BEGIN ROWS

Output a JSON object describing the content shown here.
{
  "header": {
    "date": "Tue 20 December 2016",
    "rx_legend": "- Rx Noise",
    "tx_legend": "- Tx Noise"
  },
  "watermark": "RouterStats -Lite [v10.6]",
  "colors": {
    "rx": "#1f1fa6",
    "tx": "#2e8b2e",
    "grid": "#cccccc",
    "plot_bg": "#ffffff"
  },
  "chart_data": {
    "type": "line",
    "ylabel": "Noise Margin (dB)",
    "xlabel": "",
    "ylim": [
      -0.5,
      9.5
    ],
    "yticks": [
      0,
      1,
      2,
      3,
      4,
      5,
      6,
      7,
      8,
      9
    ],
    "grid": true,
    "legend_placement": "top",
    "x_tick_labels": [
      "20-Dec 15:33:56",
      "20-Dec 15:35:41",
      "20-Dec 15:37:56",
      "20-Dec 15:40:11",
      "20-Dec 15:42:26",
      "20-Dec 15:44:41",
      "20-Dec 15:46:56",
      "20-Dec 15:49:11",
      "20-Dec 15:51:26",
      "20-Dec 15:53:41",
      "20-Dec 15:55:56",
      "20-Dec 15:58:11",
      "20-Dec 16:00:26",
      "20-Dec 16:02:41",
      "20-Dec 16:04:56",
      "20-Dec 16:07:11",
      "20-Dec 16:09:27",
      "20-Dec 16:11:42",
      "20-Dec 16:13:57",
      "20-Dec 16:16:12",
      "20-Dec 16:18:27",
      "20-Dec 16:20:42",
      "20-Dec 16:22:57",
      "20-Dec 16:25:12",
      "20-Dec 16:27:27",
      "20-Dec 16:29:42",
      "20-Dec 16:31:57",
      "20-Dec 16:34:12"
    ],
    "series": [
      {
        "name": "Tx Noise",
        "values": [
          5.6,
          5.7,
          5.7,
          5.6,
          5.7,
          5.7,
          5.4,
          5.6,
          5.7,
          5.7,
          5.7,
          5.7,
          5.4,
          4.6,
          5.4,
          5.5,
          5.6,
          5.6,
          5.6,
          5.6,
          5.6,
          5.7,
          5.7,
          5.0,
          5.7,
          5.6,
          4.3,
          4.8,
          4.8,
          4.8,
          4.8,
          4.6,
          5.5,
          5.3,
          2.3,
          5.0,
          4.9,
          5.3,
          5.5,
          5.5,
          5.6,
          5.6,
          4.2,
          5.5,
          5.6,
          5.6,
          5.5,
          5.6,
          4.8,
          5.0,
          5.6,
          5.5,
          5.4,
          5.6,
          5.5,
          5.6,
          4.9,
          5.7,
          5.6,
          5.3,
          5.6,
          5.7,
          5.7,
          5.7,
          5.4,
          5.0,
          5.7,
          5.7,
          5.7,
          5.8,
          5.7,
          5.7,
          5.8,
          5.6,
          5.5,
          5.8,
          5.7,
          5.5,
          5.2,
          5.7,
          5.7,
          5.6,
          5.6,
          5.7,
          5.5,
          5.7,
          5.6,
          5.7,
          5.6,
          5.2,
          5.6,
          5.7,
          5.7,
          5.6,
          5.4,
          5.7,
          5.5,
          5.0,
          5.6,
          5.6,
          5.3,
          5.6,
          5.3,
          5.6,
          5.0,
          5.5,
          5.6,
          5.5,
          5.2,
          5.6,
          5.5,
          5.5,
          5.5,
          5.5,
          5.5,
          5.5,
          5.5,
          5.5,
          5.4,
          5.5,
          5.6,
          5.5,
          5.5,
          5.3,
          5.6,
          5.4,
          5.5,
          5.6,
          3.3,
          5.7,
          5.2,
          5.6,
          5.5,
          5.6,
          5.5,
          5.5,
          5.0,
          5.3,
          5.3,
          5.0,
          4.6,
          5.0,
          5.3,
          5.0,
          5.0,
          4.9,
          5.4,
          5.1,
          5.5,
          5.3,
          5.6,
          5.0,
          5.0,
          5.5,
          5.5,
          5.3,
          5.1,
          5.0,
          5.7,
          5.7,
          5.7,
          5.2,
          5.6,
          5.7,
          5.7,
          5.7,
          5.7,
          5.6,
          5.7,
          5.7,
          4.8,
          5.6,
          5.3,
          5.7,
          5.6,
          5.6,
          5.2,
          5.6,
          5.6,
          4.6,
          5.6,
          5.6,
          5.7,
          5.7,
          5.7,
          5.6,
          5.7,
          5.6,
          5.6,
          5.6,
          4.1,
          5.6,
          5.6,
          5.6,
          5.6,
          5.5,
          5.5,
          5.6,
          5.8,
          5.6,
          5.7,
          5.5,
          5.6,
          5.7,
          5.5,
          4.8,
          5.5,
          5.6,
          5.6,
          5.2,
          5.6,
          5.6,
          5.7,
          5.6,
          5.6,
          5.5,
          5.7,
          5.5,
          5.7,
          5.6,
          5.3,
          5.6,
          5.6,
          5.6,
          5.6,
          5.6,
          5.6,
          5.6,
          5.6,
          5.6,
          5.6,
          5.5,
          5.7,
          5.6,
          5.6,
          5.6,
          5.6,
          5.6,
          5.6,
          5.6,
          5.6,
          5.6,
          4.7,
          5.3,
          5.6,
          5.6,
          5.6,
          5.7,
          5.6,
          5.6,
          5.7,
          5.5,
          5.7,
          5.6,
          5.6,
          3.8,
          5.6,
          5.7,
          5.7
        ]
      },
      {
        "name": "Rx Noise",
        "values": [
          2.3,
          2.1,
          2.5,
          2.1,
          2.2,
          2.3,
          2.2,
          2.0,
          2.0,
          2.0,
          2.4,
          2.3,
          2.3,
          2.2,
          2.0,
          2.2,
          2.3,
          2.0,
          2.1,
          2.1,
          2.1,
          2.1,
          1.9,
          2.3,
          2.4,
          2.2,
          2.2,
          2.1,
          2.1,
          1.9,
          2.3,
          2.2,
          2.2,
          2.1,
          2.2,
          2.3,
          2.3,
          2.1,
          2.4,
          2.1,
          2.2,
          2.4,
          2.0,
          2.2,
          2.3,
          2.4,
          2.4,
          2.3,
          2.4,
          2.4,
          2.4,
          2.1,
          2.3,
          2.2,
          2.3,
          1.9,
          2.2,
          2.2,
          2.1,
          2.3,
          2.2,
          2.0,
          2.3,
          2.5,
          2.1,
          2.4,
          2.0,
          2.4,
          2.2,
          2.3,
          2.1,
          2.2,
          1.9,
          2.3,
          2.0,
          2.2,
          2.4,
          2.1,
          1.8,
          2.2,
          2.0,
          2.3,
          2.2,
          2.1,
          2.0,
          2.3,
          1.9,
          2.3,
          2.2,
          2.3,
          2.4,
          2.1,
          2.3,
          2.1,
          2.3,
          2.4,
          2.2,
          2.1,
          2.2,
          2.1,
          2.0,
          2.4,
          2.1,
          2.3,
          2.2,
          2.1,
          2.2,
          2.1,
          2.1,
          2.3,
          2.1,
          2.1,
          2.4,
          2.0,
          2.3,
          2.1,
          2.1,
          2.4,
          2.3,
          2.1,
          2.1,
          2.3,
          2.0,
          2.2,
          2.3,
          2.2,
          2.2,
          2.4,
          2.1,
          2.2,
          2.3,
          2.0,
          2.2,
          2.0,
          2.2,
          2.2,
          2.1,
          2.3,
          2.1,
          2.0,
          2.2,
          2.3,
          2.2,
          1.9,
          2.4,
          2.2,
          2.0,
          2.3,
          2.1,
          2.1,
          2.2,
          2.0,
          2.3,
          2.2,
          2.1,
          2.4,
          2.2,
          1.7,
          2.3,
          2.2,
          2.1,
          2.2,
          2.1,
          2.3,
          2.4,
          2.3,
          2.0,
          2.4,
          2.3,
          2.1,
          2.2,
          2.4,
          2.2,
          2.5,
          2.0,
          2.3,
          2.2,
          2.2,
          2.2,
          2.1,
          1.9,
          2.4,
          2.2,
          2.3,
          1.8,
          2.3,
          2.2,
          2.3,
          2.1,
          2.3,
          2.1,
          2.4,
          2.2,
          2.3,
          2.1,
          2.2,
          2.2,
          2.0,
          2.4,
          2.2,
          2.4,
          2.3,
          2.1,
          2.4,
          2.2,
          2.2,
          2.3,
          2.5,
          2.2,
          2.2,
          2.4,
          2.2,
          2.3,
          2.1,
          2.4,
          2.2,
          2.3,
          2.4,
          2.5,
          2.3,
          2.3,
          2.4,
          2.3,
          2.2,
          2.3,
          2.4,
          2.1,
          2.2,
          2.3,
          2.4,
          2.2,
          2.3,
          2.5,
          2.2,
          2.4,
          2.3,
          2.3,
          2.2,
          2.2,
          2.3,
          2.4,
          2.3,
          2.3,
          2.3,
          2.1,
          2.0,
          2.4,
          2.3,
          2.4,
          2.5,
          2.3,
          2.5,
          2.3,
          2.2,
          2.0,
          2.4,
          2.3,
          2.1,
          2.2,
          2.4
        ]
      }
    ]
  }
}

END ROWS

→ **GOAL**:
Say the number of lines in the listing that hold "Noise", with no added words.

→ **TASK RESULT**:
5